● What is needed
Find all lines in the listing that include the word "Grouped", then copy them.

--- start of Extracted entries ---

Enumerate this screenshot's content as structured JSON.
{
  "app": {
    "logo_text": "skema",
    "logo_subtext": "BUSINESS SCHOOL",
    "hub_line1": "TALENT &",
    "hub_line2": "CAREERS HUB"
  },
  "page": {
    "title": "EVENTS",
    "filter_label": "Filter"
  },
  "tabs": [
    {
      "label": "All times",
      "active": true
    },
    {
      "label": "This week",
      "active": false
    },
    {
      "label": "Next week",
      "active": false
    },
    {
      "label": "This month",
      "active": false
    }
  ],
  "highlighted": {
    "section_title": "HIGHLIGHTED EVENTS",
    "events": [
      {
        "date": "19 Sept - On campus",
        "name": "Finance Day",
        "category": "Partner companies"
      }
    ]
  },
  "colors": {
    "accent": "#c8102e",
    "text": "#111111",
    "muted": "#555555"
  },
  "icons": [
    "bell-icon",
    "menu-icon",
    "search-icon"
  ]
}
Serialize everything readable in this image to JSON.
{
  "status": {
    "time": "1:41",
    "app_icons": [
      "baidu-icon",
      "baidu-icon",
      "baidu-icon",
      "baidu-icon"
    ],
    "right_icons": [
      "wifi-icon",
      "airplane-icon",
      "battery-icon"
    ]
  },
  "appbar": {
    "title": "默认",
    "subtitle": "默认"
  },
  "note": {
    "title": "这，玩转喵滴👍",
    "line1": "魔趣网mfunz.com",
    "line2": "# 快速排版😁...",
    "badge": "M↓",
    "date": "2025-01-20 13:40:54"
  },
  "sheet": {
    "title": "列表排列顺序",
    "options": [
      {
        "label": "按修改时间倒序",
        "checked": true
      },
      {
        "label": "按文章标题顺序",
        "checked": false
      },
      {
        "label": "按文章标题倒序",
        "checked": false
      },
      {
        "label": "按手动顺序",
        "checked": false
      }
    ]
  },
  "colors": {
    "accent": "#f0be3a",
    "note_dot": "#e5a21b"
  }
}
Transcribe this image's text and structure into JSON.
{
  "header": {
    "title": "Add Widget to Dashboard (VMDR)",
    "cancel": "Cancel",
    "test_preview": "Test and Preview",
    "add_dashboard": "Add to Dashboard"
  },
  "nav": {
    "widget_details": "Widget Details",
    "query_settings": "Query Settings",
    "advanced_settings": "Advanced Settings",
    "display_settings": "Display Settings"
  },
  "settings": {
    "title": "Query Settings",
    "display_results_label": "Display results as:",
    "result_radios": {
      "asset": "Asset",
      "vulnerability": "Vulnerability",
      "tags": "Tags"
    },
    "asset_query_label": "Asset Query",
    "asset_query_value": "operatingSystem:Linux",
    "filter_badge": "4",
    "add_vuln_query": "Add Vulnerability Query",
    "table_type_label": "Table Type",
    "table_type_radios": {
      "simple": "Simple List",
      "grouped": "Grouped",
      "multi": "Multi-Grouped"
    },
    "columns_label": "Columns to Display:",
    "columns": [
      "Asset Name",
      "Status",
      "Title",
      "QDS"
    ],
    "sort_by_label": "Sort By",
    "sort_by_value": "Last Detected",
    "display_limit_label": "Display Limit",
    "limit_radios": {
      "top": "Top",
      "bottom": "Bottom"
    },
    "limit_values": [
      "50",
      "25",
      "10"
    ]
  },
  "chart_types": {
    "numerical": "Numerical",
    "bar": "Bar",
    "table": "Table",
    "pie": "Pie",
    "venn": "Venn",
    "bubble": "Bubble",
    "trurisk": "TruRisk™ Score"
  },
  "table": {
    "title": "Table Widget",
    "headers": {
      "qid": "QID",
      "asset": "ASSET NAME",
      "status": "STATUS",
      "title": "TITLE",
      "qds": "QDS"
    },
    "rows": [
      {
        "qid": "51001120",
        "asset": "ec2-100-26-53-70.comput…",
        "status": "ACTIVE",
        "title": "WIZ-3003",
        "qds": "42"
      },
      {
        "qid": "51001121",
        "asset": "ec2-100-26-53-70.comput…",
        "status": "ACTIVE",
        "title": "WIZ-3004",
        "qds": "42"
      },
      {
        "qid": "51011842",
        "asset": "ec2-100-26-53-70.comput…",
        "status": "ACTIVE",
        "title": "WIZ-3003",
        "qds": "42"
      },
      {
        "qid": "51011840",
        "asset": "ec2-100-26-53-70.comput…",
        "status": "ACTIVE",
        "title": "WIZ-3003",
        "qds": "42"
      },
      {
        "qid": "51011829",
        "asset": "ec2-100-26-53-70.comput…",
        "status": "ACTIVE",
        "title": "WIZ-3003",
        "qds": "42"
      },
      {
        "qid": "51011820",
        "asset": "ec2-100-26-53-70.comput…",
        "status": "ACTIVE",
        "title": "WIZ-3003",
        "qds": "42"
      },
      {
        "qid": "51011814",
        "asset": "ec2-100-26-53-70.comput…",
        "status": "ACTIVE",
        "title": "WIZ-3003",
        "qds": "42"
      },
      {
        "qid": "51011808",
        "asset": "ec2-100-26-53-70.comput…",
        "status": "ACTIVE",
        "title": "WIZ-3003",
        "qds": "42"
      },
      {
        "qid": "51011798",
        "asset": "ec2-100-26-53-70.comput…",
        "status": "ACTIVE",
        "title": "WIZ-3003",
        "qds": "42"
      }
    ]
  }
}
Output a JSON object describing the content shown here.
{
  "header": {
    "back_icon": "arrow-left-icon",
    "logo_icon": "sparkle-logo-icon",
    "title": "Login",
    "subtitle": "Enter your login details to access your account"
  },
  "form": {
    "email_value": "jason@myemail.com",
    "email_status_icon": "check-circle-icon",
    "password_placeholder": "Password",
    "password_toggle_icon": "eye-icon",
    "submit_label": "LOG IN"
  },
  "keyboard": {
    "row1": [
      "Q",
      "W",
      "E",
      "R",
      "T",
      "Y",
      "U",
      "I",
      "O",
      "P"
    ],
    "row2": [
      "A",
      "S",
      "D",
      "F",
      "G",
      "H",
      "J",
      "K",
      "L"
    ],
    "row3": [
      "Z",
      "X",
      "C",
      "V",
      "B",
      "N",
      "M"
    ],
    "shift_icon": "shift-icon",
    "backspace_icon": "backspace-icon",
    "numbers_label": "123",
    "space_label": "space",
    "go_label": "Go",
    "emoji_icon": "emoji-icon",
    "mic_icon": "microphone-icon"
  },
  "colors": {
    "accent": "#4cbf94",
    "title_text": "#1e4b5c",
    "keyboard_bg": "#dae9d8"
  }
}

--- end of Extracted entries ---

● Solution for this problem
      "grouped": "Grouped",
      "multi": "Multi-Grouped"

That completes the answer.